start ENTRIES SHOWN

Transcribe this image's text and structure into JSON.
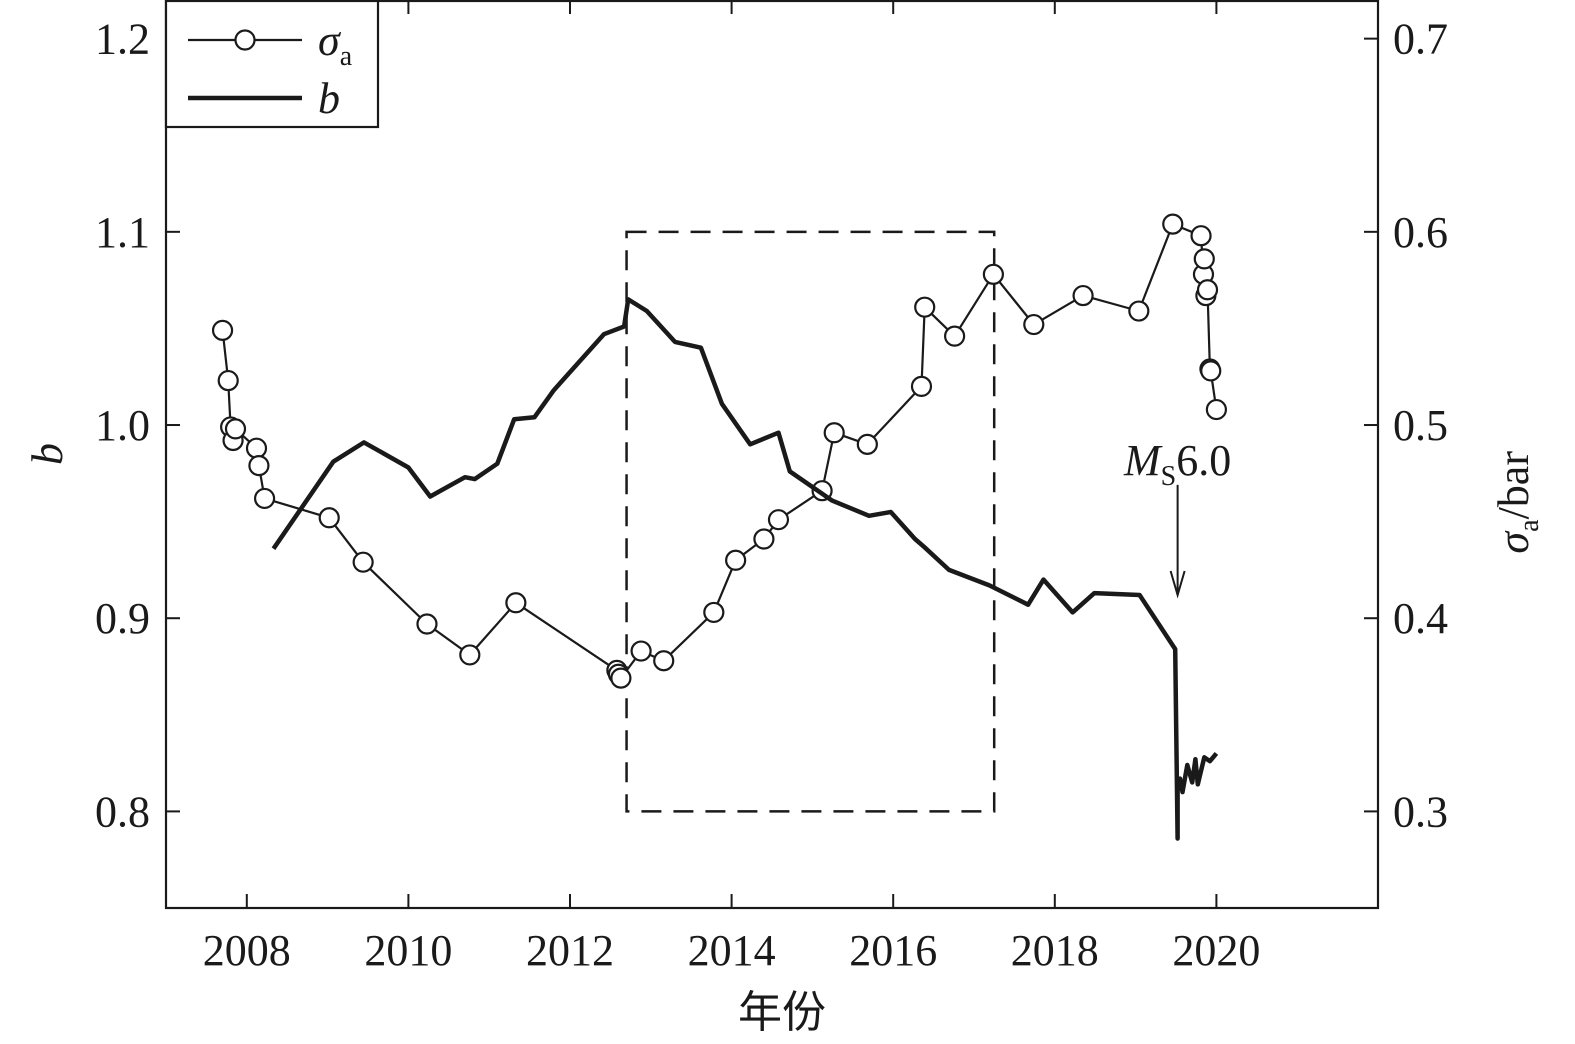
{
  "chart_data": {
    "type": "line",
    "xlabel": "年份",
    "ylabel_left": "b",
    "ylabel_right": {
      "main": "σ",
      "sub": "a",
      "suffix": "/bar"
    },
    "xlim": [
      2007,
      2022
    ],
    "ylim_left": [
      0.75,
      1.22
    ],
    "ylim_right": [
      0.25,
      0.72
    ],
    "x_ticks": [
      2008,
      2010,
      2012,
      2014,
      2016,
      2018,
      2020
    ],
    "x_tick_labels": [
      "2008",
      "2010",
      "2012",
      "2014",
      "2016",
      "2018",
      "2020"
    ],
    "y_left_ticks": [
      0.8,
      0.9,
      1.0,
      1.1,
      1.2
    ],
    "y_left_tick_labels": [
      "0.8",
      "0.9",
      "1.0",
      "1.1",
      "1.2"
    ],
    "y_right_ticks": [
      0.3,
      0.4,
      0.5,
      0.6,
      0.7
    ],
    "y_right_tick_labels": [
      "0.3",
      "0.4",
      "0.5",
      "0.6",
      "0.7"
    ],
    "legend": {
      "position": "top-left",
      "entries": [
        {
          "main": "σ",
          "sub": "a",
          "style": "line-with-circle-markers"
        },
        {
          "main": "b",
          "sub": "",
          "style": "thick-line"
        }
      ]
    },
    "series": [
      {
        "name": "σa",
        "axis": "right",
        "style": "line-with-circle-markers",
        "x": [
          2007.7,
          2007.77,
          2007.8,
          2007.83,
          2007.86,
          2008.12,
          2008.15,
          2008.22,
          2009.02,
          2009.44,
          2010.23,
          2010.76,
          2011.33,
          2012.58,
          2012.6,
          2012.63,
          2012.88,
          2013.16,
          2013.78,
          2014.05,
          2014.4,
          2014.58,
          2015.12,
          2015.27,
          2015.68,
          2016.35,
          2016.39,
          2016.76,
          2017.24,
          2017.74,
          2018.35,
          2019.04,
          2019.46,
          2019.81,
          2019.84,
          2019.85,
          2019.87,
          2019.89,
          2019.92,
          2019.93,
          2020.0
        ],
        "y": [
          0.549,
          0.523,
          0.499,
          0.492,
          0.498,
          0.488,
          0.479,
          0.462,
          0.452,
          0.429,
          0.397,
          0.381,
          0.408,
          0.373,
          0.371,
          0.369,
          0.383,
          0.378,
          0.403,
          0.43,
          0.441,
          0.451,
          0.466,
          0.496,
          0.49,
          0.52,
          0.561,
          0.546,
          0.578,
          0.552,
          0.567,
          0.559,
          0.604,
          0.598,
          0.578,
          0.586,
          0.567,
          0.57,
          0.529,
          0.528,
          0.508
        ]
      },
      {
        "name": "b",
        "axis": "left",
        "style": "thick-line",
        "x": [
          2008.33,
          2009.07,
          2009.45,
          2010.0,
          2010.27,
          2010.7,
          2010.82,
          2011.1,
          2011.31,
          2011.56,
          2011.8,
          2012.42,
          2012.67,
          2012.72,
          2012.95,
          2013.3,
          2013.62,
          2013.88,
          2014.23,
          2014.58,
          2014.72,
          2015.24,
          2015.7,
          2015.97,
          2016.27,
          2016.38,
          2016.69,
          2017.19,
          2017.67,
          2017.86,
          2018.22,
          2018.49,
          2019.05,
          2019.49,
          2019.52,
          2019.52,
          2019.55,
          2019.58,
          2019.64,
          2019.7,
          2019.74,
          2019.77,
          2019.85,
          2019.92,
          2020.0
        ],
        "y": [
          0.936,
          0.981,
          0.991,
          0.978,
          0.963,
          0.973,
          0.972,
          0.98,
          1.003,
          1.004,
          1.018,
          1.047,
          1.051,
          1.065,
          1.059,
          1.043,
          1.04,
          1.011,
          0.99,
          0.996,
          0.976,
          0.961,
          0.953,
          0.955,
          0.941,
          0.937,
          0.925,
          0.917,
          0.907,
          0.92,
          0.903,
          0.913,
          0.912,
          0.884,
          0.786,
          0.812,
          0.817,
          0.81,
          0.824,
          0.815,
          0.827,
          0.814,
          0.828,
          0.826,
          0.83
        ]
      }
    ],
    "annotations": [
      {
        "type": "dashed-box",
        "x": [
          2012.7,
          2017.25
        ],
        "y_left": [
          0.8,
          1.1
        ]
      },
      {
        "type": "arrow",
        "label_main": "M",
        "label_sub": "S",
        "label_suffix": "6.0",
        "x": 2019.52,
        "y_left_from": 0.969,
        "y_left_to": 0.912
      }
    ],
    "grid": false
  }
}
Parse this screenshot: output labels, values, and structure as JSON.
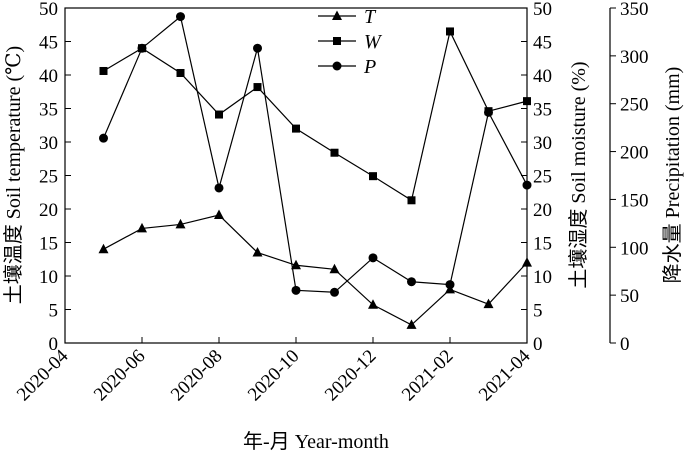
{
  "chart_data": {
    "type": "line",
    "xlabel": "年-月 Year-month",
    "ylabel_left": "土壤温度 Soil temperature (℃)",
    "ylabel_right1": "土壤湿度 Soil moisture (%)",
    "ylabel_right2": "降水量 Precipitation (mm)",
    "x_ticks": [
      "2020-04",
      "2020-06",
      "2020-08",
      "2020-10",
      "2020-12",
      "2021-02",
      "2021-04"
    ],
    "x": [
      "2020-05",
      "2020-06",
      "2020-07",
      "2020-08",
      "2020-09",
      "2020-10",
      "2020-11",
      "2020-12",
      "2021-01",
      "2021-02",
      "2021-03",
      "2021-04"
    ],
    "xlim": [
      "2020-04",
      "2021-04"
    ],
    "y_left": {
      "lim": [
        0,
        50
      ],
      "ticks": [
        0,
        5,
        10,
        15,
        20,
        25,
        30,
        35,
        40,
        45,
        50
      ]
    },
    "y_right1": {
      "lim": [
        0,
        50
      ],
      "ticks": [
        0,
        5,
        10,
        15,
        20,
        25,
        30,
        35,
        40,
        45,
        50
      ]
    },
    "y_right2": {
      "lim": [
        0,
        350
      ],
      "ticks": [
        0,
        50,
        100,
        150,
        200,
        250,
        300,
        350
      ]
    },
    "legend_position": "top-center",
    "grid": false,
    "series": [
      {
        "name": "T",
        "marker": "triangle",
        "axis": "left",
        "values": [
          14.0,
          17.1,
          17.7,
          19.1,
          13.5,
          11.6,
          11.0,
          5.7,
          2.7,
          8.0,
          5.8,
          12.0
        ]
      },
      {
        "name": "W",
        "marker": "square",
        "axis": "right1",
        "values": [
          40.6,
          44.0,
          40.3,
          34.1,
          38.2,
          32.0,
          28.4,
          24.9,
          21.3,
          46.5,
          34.6,
          36.1
        ]
      },
      {
        "name": "P",
        "marker": "circle",
        "axis": "right2",
        "values": [
          214,
          308,
          341,
          162,
          308,
          55,
          53,
          89,
          64,
          61,
          241,
          165
        ]
      }
    ]
  }
}
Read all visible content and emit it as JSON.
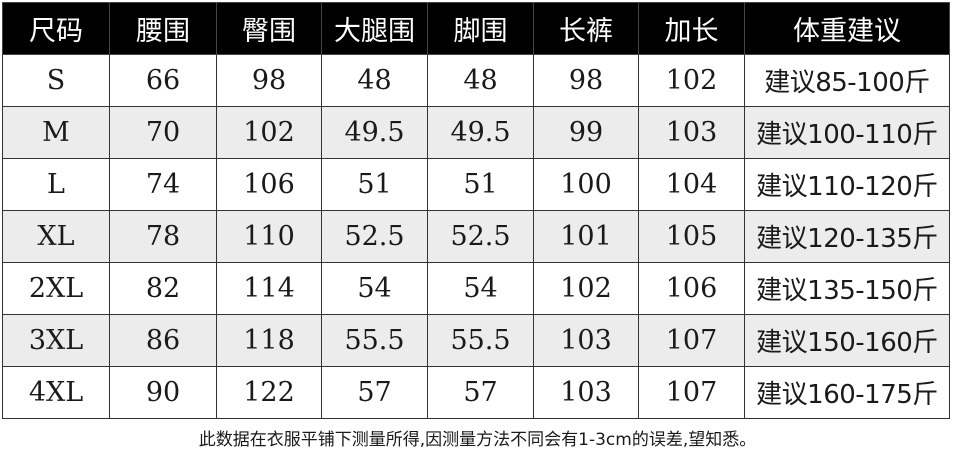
{
  "table": {
    "headers": [
      "尺码",
      "腰围",
      "臀围",
      "大腿围",
      "脚围",
      "长裤",
      "加长",
      "体重建议"
    ],
    "rows": [
      [
        "S",
        "66",
        "98",
        "48",
        "48",
        "98",
        "102",
        "建议85-100斤"
      ],
      [
        "M",
        "70",
        "102",
        "49.5",
        "49.5",
        "99",
        "103",
        "建议100-110斤"
      ],
      [
        "L",
        "74",
        "106",
        "51",
        "51",
        "100",
        "104",
        "建议110-120斤"
      ],
      [
        "XL",
        "78",
        "110",
        "52.5",
        "52.5",
        "101",
        "105",
        "建议120-135斤"
      ],
      [
        "2XL",
        "82",
        "114",
        "54",
        "54",
        "102",
        "106",
        "建议135-150斤"
      ],
      [
        "3XL",
        "86",
        "118",
        "55.5",
        "55.5",
        "103",
        "107",
        "建议150-160斤"
      ],
      [
        "4XL",
        "90",
        "122",
        "57",
        "57",
        "103",
        "107",
        "建议160-175斤"
      ]
    ]
  },
  "footnote": "此数据在衣服平铺下测量所得,因测量方法不同会有1-3cm的误差,望知悉。",
  "colors": {
    "header_bg": "#000000",
    "header_text": "#ffffff",
    "shaded_row_bg": "#ececec",
    "border": "#333333"
  }
}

end ENTRIES SHOWN

WHAT YOU NEED TO DO
Respond with nothing but the number of lines in the entries that contain the string "circle".

FINISHED ANSWER
3